**Direction**
Gather all lines in the entries below that include the word "Perceptions".

.....

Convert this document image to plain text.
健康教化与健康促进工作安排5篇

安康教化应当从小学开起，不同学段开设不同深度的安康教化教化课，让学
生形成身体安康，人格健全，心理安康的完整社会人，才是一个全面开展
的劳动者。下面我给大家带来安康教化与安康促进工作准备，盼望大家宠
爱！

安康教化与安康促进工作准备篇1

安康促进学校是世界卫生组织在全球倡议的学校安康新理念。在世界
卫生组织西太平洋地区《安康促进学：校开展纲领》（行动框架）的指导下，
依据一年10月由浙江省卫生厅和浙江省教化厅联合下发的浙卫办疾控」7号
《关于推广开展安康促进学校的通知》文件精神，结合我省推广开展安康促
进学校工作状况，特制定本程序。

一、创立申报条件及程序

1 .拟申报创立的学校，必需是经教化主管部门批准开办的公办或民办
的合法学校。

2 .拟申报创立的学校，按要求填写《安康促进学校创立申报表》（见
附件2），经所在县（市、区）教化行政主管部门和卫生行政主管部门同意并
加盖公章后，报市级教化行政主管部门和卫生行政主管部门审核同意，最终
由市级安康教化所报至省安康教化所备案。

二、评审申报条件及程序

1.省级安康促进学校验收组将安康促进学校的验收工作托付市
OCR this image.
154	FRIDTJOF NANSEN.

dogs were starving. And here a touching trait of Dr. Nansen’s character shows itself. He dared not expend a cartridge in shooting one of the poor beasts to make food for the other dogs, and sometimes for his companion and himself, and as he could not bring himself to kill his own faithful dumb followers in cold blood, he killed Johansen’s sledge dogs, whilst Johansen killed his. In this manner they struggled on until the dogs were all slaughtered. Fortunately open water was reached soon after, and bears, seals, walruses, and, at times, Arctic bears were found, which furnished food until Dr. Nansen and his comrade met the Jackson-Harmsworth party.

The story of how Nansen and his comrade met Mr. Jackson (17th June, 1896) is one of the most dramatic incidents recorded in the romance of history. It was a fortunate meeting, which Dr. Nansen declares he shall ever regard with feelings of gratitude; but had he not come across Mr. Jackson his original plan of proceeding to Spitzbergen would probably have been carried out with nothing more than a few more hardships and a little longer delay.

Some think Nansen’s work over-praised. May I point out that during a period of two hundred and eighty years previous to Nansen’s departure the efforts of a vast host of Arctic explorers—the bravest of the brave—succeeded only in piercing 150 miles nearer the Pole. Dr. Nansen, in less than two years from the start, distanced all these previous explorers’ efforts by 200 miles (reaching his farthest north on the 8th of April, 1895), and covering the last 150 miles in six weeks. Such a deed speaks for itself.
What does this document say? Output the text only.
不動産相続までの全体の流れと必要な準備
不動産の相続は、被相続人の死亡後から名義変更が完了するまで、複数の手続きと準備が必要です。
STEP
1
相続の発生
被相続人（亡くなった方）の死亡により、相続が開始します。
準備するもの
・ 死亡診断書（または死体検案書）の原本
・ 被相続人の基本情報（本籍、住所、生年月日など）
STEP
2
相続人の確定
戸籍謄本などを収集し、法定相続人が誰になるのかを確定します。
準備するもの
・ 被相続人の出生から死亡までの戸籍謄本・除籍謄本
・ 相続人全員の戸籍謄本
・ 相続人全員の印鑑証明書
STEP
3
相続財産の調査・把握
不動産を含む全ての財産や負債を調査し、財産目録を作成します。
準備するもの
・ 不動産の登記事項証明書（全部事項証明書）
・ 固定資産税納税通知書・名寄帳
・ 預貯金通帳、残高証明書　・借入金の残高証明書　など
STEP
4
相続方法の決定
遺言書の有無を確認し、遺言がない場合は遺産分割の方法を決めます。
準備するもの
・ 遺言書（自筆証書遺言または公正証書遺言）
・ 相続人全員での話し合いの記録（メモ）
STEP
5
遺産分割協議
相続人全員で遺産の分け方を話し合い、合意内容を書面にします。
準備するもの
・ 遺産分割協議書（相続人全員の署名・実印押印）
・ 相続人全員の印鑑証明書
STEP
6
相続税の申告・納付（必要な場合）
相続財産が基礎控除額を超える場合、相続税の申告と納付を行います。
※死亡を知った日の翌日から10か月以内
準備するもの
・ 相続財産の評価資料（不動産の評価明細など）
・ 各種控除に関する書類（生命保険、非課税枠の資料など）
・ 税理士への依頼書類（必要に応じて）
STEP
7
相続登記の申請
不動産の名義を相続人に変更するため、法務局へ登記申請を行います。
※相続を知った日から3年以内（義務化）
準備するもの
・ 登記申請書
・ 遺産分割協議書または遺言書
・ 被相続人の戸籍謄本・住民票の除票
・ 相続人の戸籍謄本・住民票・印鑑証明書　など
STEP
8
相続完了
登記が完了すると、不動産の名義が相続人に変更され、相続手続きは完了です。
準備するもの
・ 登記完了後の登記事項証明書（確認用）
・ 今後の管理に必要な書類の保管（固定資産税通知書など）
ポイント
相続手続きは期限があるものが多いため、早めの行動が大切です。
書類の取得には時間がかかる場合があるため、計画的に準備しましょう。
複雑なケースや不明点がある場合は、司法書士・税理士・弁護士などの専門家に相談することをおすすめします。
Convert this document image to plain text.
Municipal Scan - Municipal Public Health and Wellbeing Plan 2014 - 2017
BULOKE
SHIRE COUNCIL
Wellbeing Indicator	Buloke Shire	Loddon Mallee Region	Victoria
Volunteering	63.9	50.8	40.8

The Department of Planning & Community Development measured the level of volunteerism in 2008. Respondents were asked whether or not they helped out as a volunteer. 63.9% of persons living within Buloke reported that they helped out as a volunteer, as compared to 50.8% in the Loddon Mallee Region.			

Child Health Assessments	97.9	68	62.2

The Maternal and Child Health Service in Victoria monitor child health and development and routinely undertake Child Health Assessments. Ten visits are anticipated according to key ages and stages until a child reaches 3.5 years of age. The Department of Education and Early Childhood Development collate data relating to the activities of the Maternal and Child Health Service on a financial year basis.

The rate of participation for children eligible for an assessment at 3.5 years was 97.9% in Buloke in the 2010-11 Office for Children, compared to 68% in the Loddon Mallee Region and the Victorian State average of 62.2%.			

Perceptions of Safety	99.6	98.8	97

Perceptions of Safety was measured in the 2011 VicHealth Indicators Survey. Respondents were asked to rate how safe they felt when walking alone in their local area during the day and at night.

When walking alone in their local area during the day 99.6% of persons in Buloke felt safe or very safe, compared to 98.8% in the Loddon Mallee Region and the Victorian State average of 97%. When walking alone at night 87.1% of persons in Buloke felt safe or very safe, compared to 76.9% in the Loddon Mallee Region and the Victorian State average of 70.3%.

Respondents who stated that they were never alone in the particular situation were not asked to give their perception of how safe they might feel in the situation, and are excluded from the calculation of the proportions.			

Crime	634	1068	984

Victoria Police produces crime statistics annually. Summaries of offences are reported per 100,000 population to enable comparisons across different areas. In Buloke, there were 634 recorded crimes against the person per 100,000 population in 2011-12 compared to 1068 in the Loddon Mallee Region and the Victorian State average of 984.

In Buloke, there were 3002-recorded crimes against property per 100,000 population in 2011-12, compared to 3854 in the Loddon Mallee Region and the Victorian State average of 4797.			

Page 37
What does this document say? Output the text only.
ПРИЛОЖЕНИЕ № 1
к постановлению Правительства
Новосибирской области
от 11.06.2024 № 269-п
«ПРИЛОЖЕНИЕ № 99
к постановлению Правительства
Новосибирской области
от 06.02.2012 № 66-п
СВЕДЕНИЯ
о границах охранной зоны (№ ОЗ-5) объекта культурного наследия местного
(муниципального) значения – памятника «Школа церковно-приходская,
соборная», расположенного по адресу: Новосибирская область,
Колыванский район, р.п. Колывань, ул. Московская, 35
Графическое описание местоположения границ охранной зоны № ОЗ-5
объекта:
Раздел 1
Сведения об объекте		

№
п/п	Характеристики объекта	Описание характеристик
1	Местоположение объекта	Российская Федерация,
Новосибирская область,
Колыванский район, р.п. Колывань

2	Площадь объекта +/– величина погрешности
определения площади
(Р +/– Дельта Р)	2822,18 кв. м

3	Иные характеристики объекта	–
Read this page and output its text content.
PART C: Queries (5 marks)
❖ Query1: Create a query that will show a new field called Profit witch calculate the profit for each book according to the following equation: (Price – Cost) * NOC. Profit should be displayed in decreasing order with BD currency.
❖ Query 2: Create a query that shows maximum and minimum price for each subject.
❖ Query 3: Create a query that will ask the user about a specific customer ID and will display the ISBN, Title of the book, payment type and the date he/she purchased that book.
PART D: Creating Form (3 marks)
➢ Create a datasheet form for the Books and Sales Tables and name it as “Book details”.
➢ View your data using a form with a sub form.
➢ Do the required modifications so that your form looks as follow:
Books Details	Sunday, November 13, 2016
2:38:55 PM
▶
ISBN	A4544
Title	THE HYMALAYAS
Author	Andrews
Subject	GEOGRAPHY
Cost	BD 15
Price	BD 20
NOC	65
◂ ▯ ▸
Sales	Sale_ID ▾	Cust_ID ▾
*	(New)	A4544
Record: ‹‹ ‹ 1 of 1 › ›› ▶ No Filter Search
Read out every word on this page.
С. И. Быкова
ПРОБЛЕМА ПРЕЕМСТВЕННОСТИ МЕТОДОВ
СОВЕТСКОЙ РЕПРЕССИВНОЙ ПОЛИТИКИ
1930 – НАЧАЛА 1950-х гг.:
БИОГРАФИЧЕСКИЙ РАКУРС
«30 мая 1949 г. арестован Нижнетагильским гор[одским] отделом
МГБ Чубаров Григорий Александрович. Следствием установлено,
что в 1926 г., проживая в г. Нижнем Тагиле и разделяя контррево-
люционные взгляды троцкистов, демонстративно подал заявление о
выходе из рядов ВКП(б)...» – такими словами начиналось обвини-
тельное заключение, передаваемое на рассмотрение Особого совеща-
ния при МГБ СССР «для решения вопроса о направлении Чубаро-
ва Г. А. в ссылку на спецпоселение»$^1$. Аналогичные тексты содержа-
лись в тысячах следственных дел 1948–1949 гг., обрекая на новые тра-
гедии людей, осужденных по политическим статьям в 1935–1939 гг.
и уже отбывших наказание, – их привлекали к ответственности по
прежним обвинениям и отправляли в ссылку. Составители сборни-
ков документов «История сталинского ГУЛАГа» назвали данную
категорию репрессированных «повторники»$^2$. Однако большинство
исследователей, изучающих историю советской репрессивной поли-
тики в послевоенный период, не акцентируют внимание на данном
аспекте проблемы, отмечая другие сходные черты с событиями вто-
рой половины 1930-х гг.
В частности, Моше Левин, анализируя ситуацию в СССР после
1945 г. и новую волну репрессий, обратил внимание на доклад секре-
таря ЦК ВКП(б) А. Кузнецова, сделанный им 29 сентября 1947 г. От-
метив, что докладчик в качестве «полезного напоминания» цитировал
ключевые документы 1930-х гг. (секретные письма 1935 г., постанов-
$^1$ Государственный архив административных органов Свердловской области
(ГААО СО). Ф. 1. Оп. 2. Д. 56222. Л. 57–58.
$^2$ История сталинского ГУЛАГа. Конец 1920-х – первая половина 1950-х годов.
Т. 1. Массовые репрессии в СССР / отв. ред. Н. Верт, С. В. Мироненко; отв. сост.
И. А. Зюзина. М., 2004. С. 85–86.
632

.....

**Task answer**
Perceptions of Safety	99.6	98.8	97
Perceptions of Safety was measured in the 2011 VicHealth Indicators Survey. Respondents were asked to rate how safe they felt when walking alone in their local area during the day and at night.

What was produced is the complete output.